** Start of Rows **
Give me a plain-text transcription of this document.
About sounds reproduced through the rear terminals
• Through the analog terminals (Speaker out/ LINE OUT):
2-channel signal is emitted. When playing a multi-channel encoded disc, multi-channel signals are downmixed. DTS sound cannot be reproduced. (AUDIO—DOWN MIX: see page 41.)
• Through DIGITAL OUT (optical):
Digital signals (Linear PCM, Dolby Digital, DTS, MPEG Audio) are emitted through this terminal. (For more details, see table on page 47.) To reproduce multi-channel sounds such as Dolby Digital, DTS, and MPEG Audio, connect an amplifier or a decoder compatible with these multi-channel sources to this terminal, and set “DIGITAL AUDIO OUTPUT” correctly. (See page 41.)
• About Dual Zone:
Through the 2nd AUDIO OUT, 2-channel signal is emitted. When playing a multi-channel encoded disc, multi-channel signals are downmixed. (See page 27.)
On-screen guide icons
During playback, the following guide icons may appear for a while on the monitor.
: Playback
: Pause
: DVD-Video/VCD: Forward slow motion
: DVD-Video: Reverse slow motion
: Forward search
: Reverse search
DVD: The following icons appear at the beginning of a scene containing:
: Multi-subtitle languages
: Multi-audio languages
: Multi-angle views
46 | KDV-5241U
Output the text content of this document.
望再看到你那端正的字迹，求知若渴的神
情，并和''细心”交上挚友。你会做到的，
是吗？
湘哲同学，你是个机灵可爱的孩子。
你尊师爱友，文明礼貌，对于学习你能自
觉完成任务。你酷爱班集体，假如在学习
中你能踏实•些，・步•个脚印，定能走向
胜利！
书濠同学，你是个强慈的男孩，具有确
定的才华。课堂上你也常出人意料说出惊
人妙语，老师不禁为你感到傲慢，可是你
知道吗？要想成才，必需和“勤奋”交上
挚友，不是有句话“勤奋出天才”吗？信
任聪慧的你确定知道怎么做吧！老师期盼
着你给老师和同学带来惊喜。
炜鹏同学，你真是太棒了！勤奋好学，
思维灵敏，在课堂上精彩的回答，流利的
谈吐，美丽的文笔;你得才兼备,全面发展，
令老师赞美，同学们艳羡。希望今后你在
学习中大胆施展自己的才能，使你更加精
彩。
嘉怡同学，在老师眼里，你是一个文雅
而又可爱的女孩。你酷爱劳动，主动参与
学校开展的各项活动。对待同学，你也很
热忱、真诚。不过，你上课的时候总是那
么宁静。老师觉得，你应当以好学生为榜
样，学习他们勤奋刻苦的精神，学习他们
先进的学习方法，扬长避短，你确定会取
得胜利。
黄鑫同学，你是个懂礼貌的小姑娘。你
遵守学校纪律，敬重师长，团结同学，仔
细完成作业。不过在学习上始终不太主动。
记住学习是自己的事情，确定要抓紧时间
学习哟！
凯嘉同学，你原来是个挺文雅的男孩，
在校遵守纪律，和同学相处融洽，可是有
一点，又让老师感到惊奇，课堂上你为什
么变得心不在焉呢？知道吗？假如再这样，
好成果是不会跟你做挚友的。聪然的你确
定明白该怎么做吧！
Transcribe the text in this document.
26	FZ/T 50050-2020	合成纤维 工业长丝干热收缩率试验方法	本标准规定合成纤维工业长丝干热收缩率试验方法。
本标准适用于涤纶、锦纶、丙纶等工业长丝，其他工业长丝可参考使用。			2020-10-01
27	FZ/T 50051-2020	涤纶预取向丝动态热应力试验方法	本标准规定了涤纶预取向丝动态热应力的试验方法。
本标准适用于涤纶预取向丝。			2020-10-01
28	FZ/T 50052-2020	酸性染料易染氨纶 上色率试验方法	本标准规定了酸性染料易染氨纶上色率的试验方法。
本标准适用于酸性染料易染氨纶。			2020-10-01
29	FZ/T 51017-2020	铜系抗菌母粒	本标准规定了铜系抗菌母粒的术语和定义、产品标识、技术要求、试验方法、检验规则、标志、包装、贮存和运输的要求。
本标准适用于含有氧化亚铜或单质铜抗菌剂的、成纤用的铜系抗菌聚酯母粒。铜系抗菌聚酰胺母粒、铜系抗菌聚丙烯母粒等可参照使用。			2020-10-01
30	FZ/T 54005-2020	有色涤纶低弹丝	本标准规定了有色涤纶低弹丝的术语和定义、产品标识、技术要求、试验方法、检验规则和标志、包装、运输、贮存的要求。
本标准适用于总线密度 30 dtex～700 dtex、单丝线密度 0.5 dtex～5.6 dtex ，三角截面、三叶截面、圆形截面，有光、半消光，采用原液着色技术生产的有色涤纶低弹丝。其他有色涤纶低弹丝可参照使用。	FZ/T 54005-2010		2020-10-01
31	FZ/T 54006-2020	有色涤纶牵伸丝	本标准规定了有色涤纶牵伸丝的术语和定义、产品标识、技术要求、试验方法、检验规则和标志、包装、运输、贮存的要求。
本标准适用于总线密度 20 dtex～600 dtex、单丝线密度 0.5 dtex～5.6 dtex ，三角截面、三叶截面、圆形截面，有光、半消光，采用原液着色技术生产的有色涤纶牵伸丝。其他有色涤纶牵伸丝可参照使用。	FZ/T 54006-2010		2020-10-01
** End of Rows **
Your objective
Extract all of the material exactly as it is written.

Exercise answer
Give me a plain-text transcription of this document.
About sounds reproduced through the rear terminals
• Through the analog terminals (Speaker out/ LINE OUT):
2-channel signal is emitted. When playing a multi-channel encoded disc, multi-channel signals are downmixed. DTS sound cannot be reproduced. (AUDIO—DOWN MIX: see page 41.)
• Through DIGITAL OUT (optical):
Digital signals (Linear PCM, Dolby Digital, DTS, MPEG Audio) are emitted through this terminal. (For more details, see table on page 47.) To reproduce multi-channel sounds such as Dolby Digital, DTS, and MPEG Audio, connect an amplifier or a decoder compatible with these multi-channel sources to this terminal, and set “DIGITAL AUDIO OUTPUT” correctly. (See page 41.)
• About Dual Zone:
Through the 2nd AUDIO OUT, 2-channel signal is emitted. When playing a multi-channel encoded disc, multi-channel signals are downmixed. (See page 27.)
On-screen guide icons
During playback, the following guide icons may appear for a while on the monitor.
: Playback
: Pause
: DVD-Video/VCD: Forward slow motion
: DVD-Video: Reverse slow motion
: Forward search
: Reverse search
DVD: The following icons appear at the beginning of a scene containing:
: Multi-subtitle languages
: Multi-audio languages
: Multi-angle views
46 | KDV-5241U
Output the text content of this document.
望再看到你那端正的字迹，求知若渴的神
情，并和''细心”交上挚友。你会做到的，
是吗？
湘哲同学，你是个机灵可爱的孩子。
你尊师爱友，文明礼貌，对于学习你能自
觉完成任务。你酷爱班集体，假如在学习
中你能踏实•些，・步•个脚印，定能走向
胜利！
书濠同学，你是个强慈的男孩，具有确
定的才华。课堂上你也常出人意料说出惊
人妙语，老师不禁为你感到傲慢，可是你
知道吗？要想成才，必需和“勤奋”交上
挚友，不是有句话“勤奋出天才”吗？信
任聪慧的你确定知道怎么做吧！老师期盼
着你给老师和同学带来惊喜。
炜鹏同学，你真是太棒了！勤奋好学，
思维灵敏，在课堂上精彩的回答，流利的
谈吐，美丽的文笔;你得才兼备,全面发展，
令老师赞美，同学们艳羡。希望今后你在
学习中大胆施展自己的才能，使你更加精
彩。
嘉怡同学，在老师眼里，你是一个文雅
而又可爱的女孩。你酷爱劳动，主动参与
学校开展的各项活动。对待同学，你也很
热忱、真诚。不过，你上课的时候总是那
么宁静。老师觉得，你应当以好学生为榜
样，学习他们勤奋刻苦的精神，学习他们
先进的学习方法，扬长避短，你确定会取
得胜利。
黄鑫同学，你是个懂礼貌的小姑娘。你
遵守学校纪律，敬重师长，团结同学，仔
细完成作业。不过在学习上始终不太主动。
记住学习是自己的事情，确定要抓紧时间
学习哟！
凯嘉同学，你原来是个挺文雅的男孩，
在校遵守纪律，和同学相处融洽，可是有
一点，又让老师感到惊奇，课堂上你为什
么变得心不在焉呢？知道吗？假如再这样，
好成果是不会跟你做挚友的。聪然的你确
定明白该怎么做吧！
Transcribe the text in this document.
26	FZ/T 50050-2020	合成纤维 工业长丝干热收缩率试验方法	本标准规定合成纤维工业长丝干热收缩率试验方法。
本标准适用于涤纶、锦纶、丙纶等工业长丝，其他工业长丝可参考使用。			2020-10-01
27	FZ/T 50051-2020	涤纶预取向丝动态热应力试验方法	本标准规定了涤纶预取向丝动态热应力的试验方法。
本标准适用于涤纶预取向丝。			2020-10-01
28	FZ/T 50052-2020	酸性染料易染氨纶 上色率试验方法	本标准规定了酸性染料易染氨纶上色率的试验方法。
本标准适用于酸性染料易染氨纶。			2020-10-01
29	FZ/T 51017-2020	铜系抗菌母粒	本标准规定了铜系抗菌母粒的术语和定义、产品标识、技术要求、试验方法、检验规则、标志、包装、贮存和运输的要求。
本标准适用于含有氧化亚铜或单质铜抗菌剂的、成纤用的铜系抗菌聚酯母粒。铜系抗菌聚酰胺母粒、铜系抗菌聚丙烯母粒等可参照使用。			2020-10-01
30	FZ/T 54005-2020	有色涤纶低弹丝	本标准规定了有色涤纶低弹丝的术语和定义、产品标识、技术要求、试验方法、检验规则和标志、包装、运输、贮存的要求。
本标准适用于总线密度 30 dtex～700 dtex、单丝线密度 0.5 dtex～5.6 dtex ，三角截面、三叶截面、圆形截面，有光、半消光，采用原液着色技术生产的有色涤纶低弹丝。其他有色涤纶低弹丝可参照使用。	FZ/T 54005-2010		2020-10-01
31	FZ/T 54006-2020	有色涤纶牵伸丝	本标准规定了有色涤纶牵伸丝的术语和定义、产品标识、技术要求、试验方法、检验规则和标志、包装、运输、贮存的要求。
本标准适用于总线密度 20 dtex～600 dtex、单丝线密度 0.5 dtex～5.6 dtex ，三角截面、三叶截面、圆形截面，有光、半消光，采用原液着色技术生产的有色涤纶牵伸丝。其他有色涤纶牵伸丝可参照使用。	FZ/T 54006-2010		2020-10-01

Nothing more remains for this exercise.